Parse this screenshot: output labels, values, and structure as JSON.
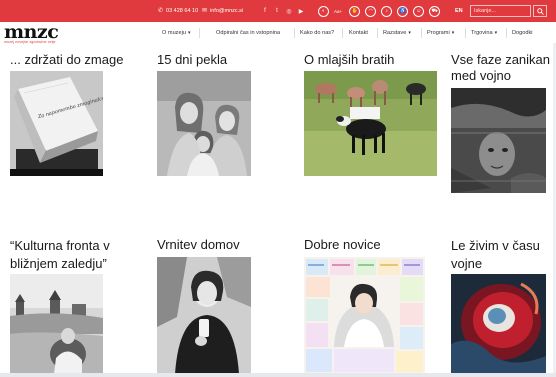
{
  "contact": {
    "phone": "03 428 64 10",
    "email": "info@mnzc.si"
  },
  "icons": {
    "phone": "phone-icon",
    "mail": "mail-icon",
    "social": [
      "facebook-icon",
      "twitter-icon",
      "instagram-icon",
      "youtube-icon"
    ],
    "accessibility": [
      "contrast-icon",
      "font-size-icon",
      "sign-language-icon",
      "wifi-icon",
      "audio-icon",
      "wheelchair-icon",
      "baby-icon",
      "cart-icon"
    ]
  },
  "accessibility": {
    "aa_label": "Aa+"
  },
  "language": "EN",
  "search": {
    "placeholder": "Iskanje..."
  },
  "logo": {
    "text": "mnzc",
    "subtitle": "muzej novejše zgodovine celje"
  },
  "nav": {
    "items": [
      {
        "label": "O muzeju",
        "dropdown": true
      },
      {
        "label": "Odpiralni čas in vstopnina",
        "dropdown": false
      },
      {
        "label": "Kako do nas?",
        "dropdown": false
      },
      {
        "label": "Kontakt",
        "dropdown": false
      },
      {
        "label": "Razstave",
        "dropdown": true
      },
      {
        "label": "Programi",
        "dropdown": true
      },
      {
        "label": "Trgovina",
        "dropdown": true
      },
      {
        "label": "Dogodki",
        "dropdown": false
      }
    ]
  },
  "cards": [
    {
      "title": "... zdržati do zmage",
      "image_text": "Za napomembo zmaginalcem"
    },
    {
      "title": "15 dni pekla"
    },
    {
      "title": "O mlajših bratih"
    },
    {
      "title": "Vse faze zanikan med vojno"
    },
    {
      "title": "“Kulturna fronta v bližnjem zaledju”"
    },
    {
      "title": "Vrnitev domov"
    },
    {
      "title": "Dobre novice"
    },
    {
      "title": "Le živim v času vojne"
    }
  ],
  "colors": {
    "brand_red": "#e03a3e",
    "text_dark": "#1a1a1a"
  }
}
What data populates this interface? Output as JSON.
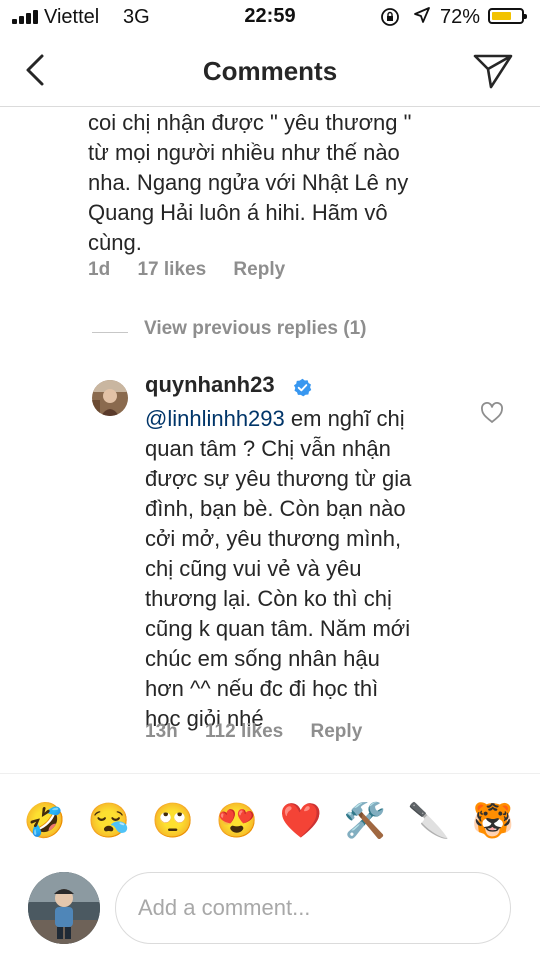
{
  "status_bar": {
    "carrier": "Viettel",
    "network": "3G",
    "time": "22:59",
    "battery": "72%",
    "battery_level": 0.72
  },
  "header": {
    "title": "Comments",
    "back_icon": "chevron-left-icon",
    "send_icon": "paper-plane-icon"
  },
  "comment_top": {
    "text_lines": [
      "coi chị nhận được \" yêu thương \"",
      "từ mọi người nhiều như thế nào",
      "nha. Ngang ngửa với Nhật Lê ny",
      "Quang Hải luôn á hihi. Hãm vô",
      "cùng."
    ],
    "time": "1d",
    "likes": "17 likes",
    "reply": "Reply"
  },
  "view_previous_replies": "View previous replies (1)",
  "reply_comment": {
    "username": "quynhanh23",
    "verified": true,
    "mention": "@linhlinhh293",
    "text_lines": [
      " em nghĩ chị",
      "quan tâm ? Chị vẫn nhận",
      "được sự yêu thương từ gia",
      "đình, bạn bè. Còn bạn nào",
      "cởi mở, yêu thương mình,",
      "chị cũng vui vẻ và yêu",
      "thương lại. Còn ko thì chị",
      "cũng k quan tâm. Năm mới",
      "chúc em sống nhân hậu",
      "hơn ^^ nếu đc đi học thì",
      "học giỏi nhé"
    ],
    "time": "13h",
    "likes": "112 likes",
    "reply": "Reply"
  },
  "emoji_bar": {
    "emojis": [
      {
        "char": "🤣",
        "name": "rolling-laughing-emoji"
      },
      {
        "char": "😪",
        "name": "sleepy-face-emoji"
      },
      {
        "char": "🙄",
        "name": "eye-roll-emoji"
      },
      {
        "char": "😍",
        "name": "heart-eyes-emoji"
      },
      {
        "char": "❤️",
        "name": "red-heart-emoji"
      },
      {
        "char": "🛠️",
        "name": "tools-emoji"
      },
      {
        "char": "🔪",
        "name": "knife-emoji"
      },
      {
        "char": "🐯",
        "name": "tiger-face-emoji"
      }
    ]
  },
  "composer": {
    "placeholder": "Add a comment..."
  },
  "colors": {
    "mention": "#003569",
    "meta_gray": "#8e8e8e",
    "verified_blue": "#3897f0",
    "battery_yellow": "#f2c200"
  }
}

To do: Print again, word for word, every line from the line with "What data populates" to the final line of the records, inclusive; skip the pictures.

Answer below:
What data populates this interface? Output as JSON.
{
  "status_bar": {
    "carrier": "Viettel",
    "network": "3G",
    "time": "22:59",
    "battery": "72%",
    "battery_level": 0.72
  },
  "header": {
    "title": "Comments",
    "back_icon": "chevron-left-icon",
    "send_icon": "paper-plane-icon"
  },
  "comment_top": {
    "text_lines": [
      "coi chị nhận được \" yêu thương \"",
      "từ mọi người nhiều như thế nào",
      "nha. Ngang ngửa với Nhật Lê ny",
      "Quang Hải luôn á hihi. Hãm vô",
      "cùng."
    ],
    "time": "1d",
    "likes": "17 likes",
    "reply": "Reply"
  },
  "view_previous_replies": "View previous replies (1)",
  "reply_comment": {
    "username": "quynhanh23",
    "verified": true,
    "mention": "@linhlinhh293",
    "text_lines": [
      " em nghĩ chị",
      "quan tâm ? Chị vẫn nhận",
      "được sự yêu thương từ gia",
      "đình, bạn bè. Còn bạn nào",
      "cởi mở, yêu thương mình,",
      "chị cũng vui vẻ và yêu",
      "thương lại. Còn ko thì chị",
      "cũng k quan tâm. Năm mới",
      "chúc em sống nhân hậu",
      "hơn ^^ nếu đc đi học thì",
      "học giỏi nhé"
    ],
    "time": "13h",
    "likes": "112 likes",
    "reply": "Reply"
  },
  "emoji_bar": {
    "emojis": [
      {
        "char": "🤣",
        "name": "rolling-laughing-emoji"
      },
      {
        "char": "😪",
        "name": "sleepy-face-emoji"
      },
      {
        "char": "🙄",
        "name": "eye-roll-emoji"
      },
      {
        "char": "😍",
        "name": "heart-eyes-emoji"
      },
      {
        "char": "❤️",
        "name": "red-heart-emoji"
      },
      {
        "char": "🛠️",
        "name": "tools-emoji"
      },
      {
        "char": "🔪",
        "name": "knife-emoji"
      },
      {
        "char": "🐯",
        "name": "tiger-face-emoji"
      }
    ]
  },
  "composer": {
    "placeholder": "Add a comment..."
  },
  "colors": {
    "mention": "#003569",
    "meta_gray": "#8e8e8e",
    "verified_blue": "#3897f0",
    "battery_yellow": "#f2c200"
  }
}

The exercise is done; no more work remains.